Data entries -
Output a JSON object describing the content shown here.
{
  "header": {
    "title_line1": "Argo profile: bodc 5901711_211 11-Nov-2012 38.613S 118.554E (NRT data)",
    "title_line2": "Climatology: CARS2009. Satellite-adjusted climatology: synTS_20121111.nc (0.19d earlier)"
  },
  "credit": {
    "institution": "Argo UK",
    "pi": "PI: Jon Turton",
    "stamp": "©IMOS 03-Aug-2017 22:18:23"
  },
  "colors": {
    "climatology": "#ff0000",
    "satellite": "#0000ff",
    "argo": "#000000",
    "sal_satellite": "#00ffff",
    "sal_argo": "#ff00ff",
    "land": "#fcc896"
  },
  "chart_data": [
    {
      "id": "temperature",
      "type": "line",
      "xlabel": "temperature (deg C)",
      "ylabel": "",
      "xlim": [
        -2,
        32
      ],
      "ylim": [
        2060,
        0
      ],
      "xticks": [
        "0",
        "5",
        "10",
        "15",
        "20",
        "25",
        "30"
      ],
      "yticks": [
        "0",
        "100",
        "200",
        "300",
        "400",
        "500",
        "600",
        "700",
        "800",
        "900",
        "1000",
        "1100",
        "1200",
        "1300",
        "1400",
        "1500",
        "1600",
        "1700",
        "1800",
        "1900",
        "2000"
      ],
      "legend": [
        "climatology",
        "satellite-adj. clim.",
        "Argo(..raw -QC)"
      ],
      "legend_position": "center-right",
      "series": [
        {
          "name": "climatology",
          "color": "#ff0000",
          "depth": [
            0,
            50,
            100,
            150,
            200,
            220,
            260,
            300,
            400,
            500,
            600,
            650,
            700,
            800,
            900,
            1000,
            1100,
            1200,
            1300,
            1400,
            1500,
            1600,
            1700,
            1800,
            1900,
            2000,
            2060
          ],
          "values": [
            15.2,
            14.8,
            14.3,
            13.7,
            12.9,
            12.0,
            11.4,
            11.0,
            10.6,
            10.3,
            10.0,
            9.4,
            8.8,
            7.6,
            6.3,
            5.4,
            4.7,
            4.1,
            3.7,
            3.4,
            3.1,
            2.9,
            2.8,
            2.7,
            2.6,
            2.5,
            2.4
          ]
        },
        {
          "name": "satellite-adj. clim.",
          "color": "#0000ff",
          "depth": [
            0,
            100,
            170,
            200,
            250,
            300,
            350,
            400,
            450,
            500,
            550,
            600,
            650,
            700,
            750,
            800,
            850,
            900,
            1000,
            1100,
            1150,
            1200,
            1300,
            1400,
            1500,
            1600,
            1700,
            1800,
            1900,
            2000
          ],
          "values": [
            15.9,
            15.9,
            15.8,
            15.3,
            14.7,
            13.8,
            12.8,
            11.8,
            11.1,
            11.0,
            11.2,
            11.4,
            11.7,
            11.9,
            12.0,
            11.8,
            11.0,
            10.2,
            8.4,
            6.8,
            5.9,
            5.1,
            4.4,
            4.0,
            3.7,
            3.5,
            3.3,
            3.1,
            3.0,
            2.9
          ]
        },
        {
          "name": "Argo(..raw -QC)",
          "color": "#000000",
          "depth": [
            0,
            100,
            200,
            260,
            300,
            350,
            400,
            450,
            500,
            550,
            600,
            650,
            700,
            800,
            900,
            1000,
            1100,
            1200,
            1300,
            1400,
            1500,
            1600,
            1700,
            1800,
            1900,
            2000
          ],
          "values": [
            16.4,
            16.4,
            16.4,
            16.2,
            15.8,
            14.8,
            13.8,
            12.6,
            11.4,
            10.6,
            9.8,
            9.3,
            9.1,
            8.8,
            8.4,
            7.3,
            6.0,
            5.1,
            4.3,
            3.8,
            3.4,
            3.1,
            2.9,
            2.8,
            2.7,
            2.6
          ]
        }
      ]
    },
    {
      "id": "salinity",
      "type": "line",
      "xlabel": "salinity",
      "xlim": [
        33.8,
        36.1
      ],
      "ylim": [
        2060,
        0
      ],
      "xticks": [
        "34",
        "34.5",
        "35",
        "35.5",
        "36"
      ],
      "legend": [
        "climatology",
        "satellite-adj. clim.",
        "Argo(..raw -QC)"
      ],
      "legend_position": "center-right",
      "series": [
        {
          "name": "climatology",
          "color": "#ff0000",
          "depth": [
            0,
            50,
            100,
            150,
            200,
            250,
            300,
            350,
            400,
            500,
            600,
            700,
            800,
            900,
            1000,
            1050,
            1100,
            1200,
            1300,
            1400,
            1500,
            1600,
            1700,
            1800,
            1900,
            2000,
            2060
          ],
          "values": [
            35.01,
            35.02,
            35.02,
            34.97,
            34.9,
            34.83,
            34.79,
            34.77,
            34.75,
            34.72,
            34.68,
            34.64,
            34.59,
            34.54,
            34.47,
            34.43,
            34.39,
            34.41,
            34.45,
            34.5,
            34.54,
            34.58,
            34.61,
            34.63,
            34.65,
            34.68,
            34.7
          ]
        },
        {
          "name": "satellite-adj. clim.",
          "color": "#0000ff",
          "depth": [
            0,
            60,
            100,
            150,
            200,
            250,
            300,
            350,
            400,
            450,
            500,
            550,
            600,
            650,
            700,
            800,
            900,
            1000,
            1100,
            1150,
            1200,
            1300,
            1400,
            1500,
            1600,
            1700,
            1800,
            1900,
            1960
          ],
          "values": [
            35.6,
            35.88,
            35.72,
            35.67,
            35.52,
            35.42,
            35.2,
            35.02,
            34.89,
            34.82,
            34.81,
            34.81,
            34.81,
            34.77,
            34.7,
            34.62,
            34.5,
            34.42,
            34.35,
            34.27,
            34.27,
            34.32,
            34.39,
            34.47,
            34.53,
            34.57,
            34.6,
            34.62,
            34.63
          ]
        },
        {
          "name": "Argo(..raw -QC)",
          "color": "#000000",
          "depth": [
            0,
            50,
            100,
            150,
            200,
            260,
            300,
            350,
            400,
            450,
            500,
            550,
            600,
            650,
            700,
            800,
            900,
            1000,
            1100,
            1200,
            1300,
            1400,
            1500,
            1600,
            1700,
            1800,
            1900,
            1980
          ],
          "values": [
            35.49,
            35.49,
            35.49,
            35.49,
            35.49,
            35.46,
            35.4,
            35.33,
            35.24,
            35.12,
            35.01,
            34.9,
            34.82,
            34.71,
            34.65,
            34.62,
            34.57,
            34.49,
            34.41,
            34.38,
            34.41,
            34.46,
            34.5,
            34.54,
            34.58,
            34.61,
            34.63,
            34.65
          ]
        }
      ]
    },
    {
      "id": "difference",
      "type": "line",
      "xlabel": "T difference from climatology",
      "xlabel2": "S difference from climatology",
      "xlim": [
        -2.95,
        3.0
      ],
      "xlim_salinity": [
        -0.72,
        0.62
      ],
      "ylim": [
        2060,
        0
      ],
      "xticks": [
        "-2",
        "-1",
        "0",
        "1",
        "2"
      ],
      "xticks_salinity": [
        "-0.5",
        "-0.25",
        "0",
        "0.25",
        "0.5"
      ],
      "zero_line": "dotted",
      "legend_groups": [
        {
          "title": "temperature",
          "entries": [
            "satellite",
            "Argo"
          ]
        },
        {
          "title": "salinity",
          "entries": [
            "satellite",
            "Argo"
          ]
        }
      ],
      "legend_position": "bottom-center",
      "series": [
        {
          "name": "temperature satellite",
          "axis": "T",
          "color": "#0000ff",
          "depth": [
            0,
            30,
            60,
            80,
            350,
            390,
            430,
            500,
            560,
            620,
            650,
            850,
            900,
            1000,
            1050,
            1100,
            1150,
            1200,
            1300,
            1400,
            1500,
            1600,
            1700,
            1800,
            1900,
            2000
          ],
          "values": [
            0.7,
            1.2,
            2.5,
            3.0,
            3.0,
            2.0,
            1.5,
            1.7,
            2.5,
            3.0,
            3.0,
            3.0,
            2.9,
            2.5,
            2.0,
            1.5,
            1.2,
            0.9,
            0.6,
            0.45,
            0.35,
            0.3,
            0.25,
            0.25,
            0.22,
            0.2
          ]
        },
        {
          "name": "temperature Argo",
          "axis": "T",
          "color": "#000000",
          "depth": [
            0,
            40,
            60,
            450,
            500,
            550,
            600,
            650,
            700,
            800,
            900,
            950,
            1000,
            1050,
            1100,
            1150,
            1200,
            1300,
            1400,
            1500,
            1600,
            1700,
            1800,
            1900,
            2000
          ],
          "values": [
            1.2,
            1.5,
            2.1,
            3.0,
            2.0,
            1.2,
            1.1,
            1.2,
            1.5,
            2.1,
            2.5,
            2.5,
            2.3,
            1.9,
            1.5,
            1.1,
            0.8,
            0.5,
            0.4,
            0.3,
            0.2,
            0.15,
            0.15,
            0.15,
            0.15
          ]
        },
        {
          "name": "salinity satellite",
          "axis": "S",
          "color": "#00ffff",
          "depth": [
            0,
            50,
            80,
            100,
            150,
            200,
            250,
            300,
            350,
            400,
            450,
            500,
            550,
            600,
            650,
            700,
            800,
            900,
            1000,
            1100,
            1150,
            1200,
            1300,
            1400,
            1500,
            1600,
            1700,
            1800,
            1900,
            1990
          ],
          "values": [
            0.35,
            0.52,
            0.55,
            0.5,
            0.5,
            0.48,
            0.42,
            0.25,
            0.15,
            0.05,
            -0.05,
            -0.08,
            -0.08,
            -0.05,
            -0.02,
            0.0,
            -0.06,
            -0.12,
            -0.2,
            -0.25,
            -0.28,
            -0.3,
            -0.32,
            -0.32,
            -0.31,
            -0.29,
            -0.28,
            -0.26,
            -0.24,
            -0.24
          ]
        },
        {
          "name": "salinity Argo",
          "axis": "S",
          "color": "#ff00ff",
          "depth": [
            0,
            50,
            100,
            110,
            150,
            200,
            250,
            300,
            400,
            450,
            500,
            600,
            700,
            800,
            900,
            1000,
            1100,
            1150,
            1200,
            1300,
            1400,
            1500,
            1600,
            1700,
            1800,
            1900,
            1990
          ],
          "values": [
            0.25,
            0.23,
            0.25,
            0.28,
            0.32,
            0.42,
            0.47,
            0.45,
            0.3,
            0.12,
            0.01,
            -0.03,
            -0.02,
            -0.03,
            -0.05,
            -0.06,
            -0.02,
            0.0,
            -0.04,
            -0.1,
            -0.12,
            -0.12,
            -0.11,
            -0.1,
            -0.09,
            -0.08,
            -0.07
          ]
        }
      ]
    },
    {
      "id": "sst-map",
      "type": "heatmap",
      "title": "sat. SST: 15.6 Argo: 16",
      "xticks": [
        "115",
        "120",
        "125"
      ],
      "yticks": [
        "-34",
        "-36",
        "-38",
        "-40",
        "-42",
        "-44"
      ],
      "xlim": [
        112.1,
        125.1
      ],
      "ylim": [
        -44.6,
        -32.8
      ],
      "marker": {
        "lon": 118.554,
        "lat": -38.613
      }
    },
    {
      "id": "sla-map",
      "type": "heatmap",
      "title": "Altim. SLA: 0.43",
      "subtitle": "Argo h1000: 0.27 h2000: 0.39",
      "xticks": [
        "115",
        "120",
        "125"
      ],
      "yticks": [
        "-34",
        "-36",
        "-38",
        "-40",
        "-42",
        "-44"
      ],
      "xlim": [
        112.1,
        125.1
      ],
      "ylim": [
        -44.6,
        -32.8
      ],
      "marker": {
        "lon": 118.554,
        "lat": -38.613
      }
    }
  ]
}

Exercise goal - In the lines above, find each one with "difference" and list it.

Response for this exercise -
      "id": "difference",
      "xlabel": "T difference from climatology",
      "xlabel2": "S difference from climatology",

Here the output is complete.